Consignes:
**a.** Recopiez fidèlement la partie de l'extrait du débat au Sénat qui s'ouvre sur les mots contenant « M. Pascal Savoldelli.  - Voilà » et se termine par « certaine clarté politique ! ».
**b.** Poursuivez l'extrait du débat au Sénat en rédigeant la suite qui vient après sa dernière phrase.

Rejeter le débat serait donc contre-productif.

M. Pascal Savoldelli.  - Voilà qui clarifie la situation : le ministre vient de dire qu'il était en ligne avec le rapporteur général. Voilà ce que sera la ligne des travaux du Sénat.

Regret ou réjouissance ? Aucun amendement de l'Assemblée nationale n'a été retenu. (M. Antoine Armand le conteste.) Notre motion visait aussi à respecter le travail de nos collègues députés !

En outre, le vote contre les propositions de l'Assemblée nationale s'est fait avec le soutien des députés du RN ! Il faut une certaine clarté politique !

Le 49.3, la CMP... vous éliminez le travail des parlementaires à l'Assemblée nationale, vous vous montrez imperméables à ce qui se passe dans la société : les 7 500 ouvriers qui perdent leur travail, la colère des agriculteurs...

Jeu de données:
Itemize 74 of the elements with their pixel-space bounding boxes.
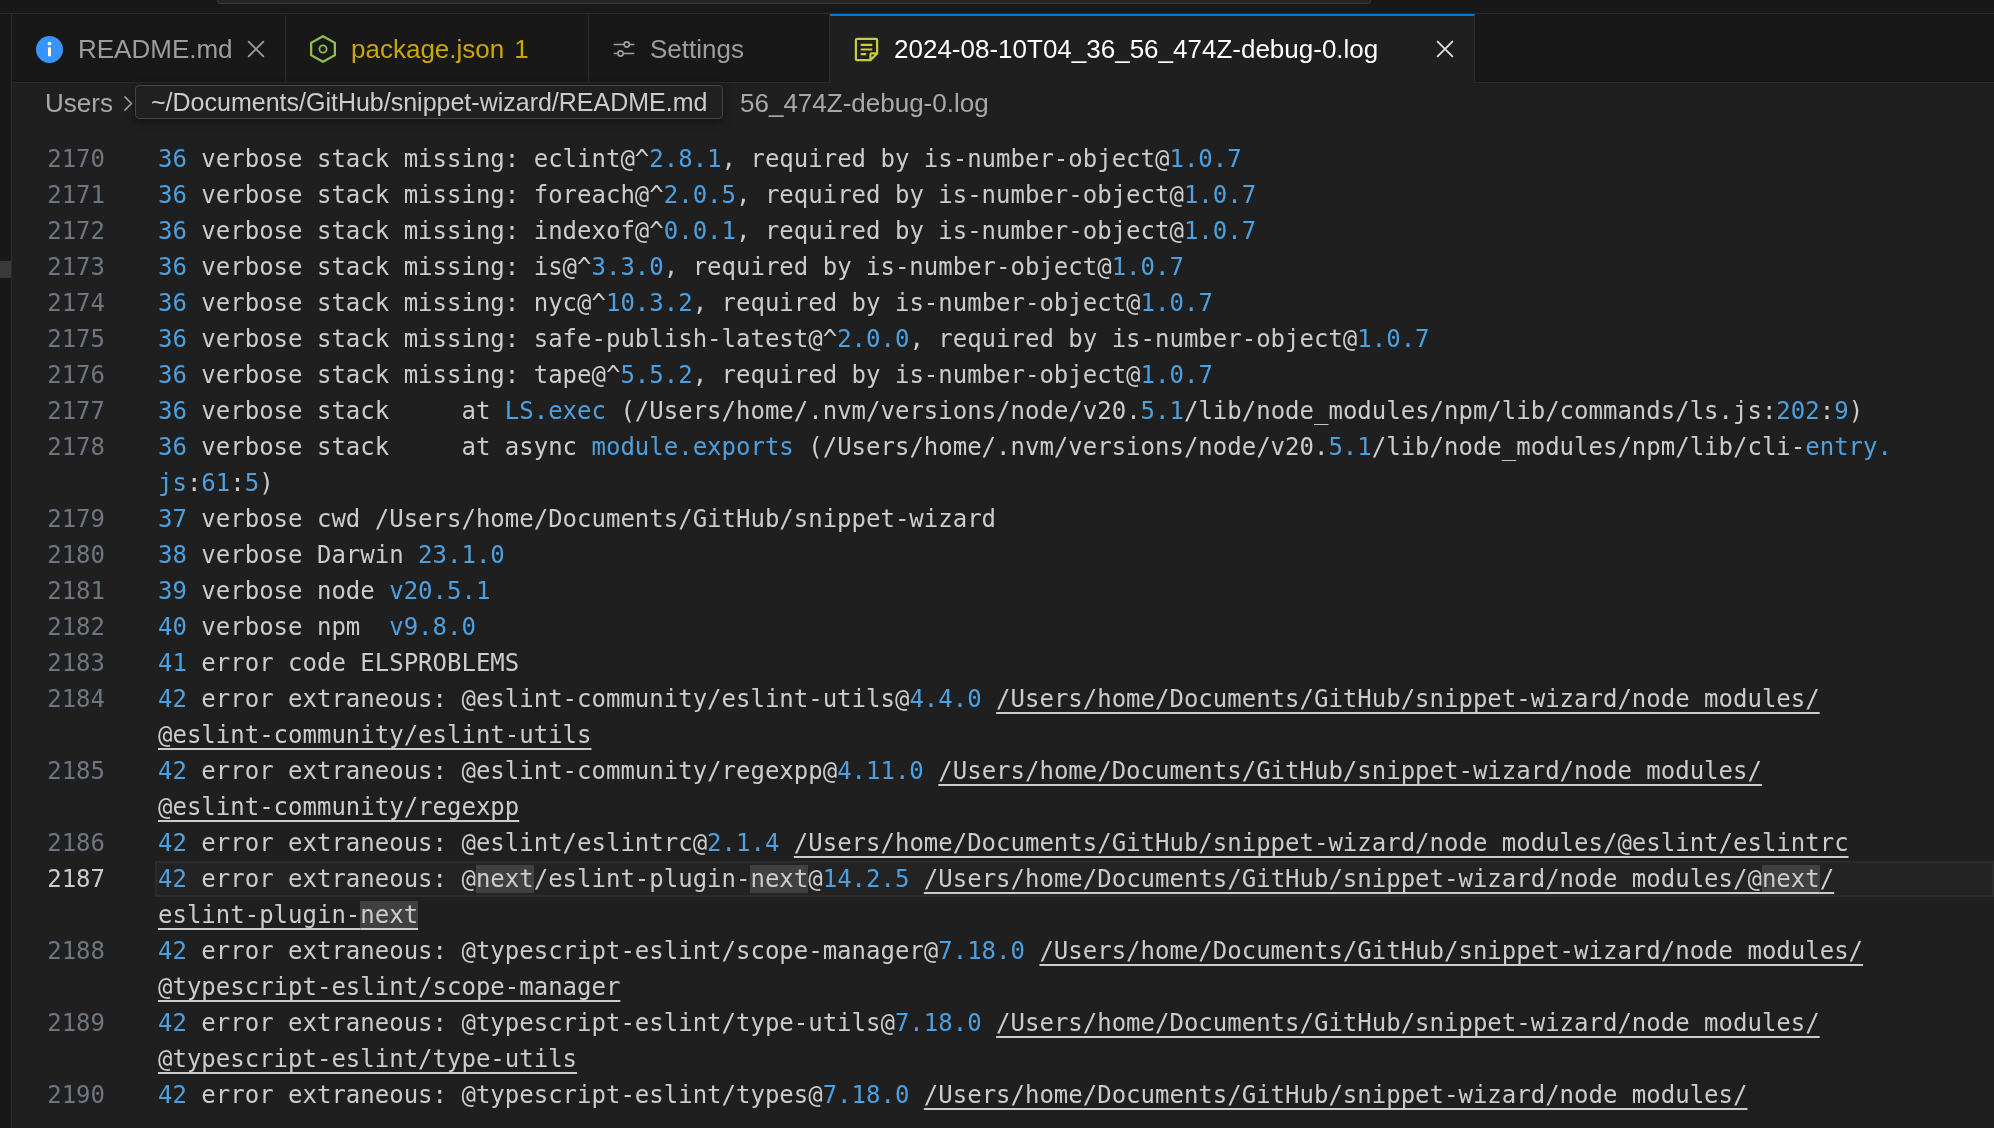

Réponses attendues:
**a.**
M. Pascal Savoldelli.  - Voilà qui clarifie la situation : le ministre vient de dire qu'il était en ligne avec le rapporteur général. Voilà ce que sera la ligne des travaux du Sénat.

Regret ou réjouissance ? Aucun amendement de l'Assemblée nationale n'a été retenu. (M. Antoine Armand le conteste.) Notre motion visait aussi à respecter le travail de nos collègues députés !

En outre, le vote contre les propositions de l'Assemblée nationale s'est fait avec le soutien des députés du RN ! Il faut une certaine clarté politique !

**b.**
Il fallait un moment de clarification, dès le départ ; tel est le sens de notre motion.

M. Emmanuel Capus.  - Le groupe INDEP s'opposera à cette motion. Favorables au débat, nous nous opposons par principe à toute motion de rejet. C'est se tirer une balle dans le pied que de refuser de débattre.

Qui plus est, cette année, ce serait une aberration. L'Assemblée nationale, fait exceptionnel dans la Ve République, n'a pas voté la première partie. Nous avons la responsabilité historique de modifier et d'améliorer la version du Gouvernement, conformément au pouvoir que la Constitution nous a donné. Ce serait une erreur que de ne pas le faire valoir. (M. Vincent Louault applaudit.)

M. Laurent Saint-Martin, ministre.  - On ne peut pas dire qu'on ne respecte pas la volonté de l'Assemblée nationale quand elle a, elle-même, rejeté le texte ! Ce n'est pas le Gouvernement qui a décidé de ce rejet. Il n'y a pas eu de déni de démocratie à l'Assemblée nationale.

M. Pascal Savoldelli.  - Mais une alliance avec le RN !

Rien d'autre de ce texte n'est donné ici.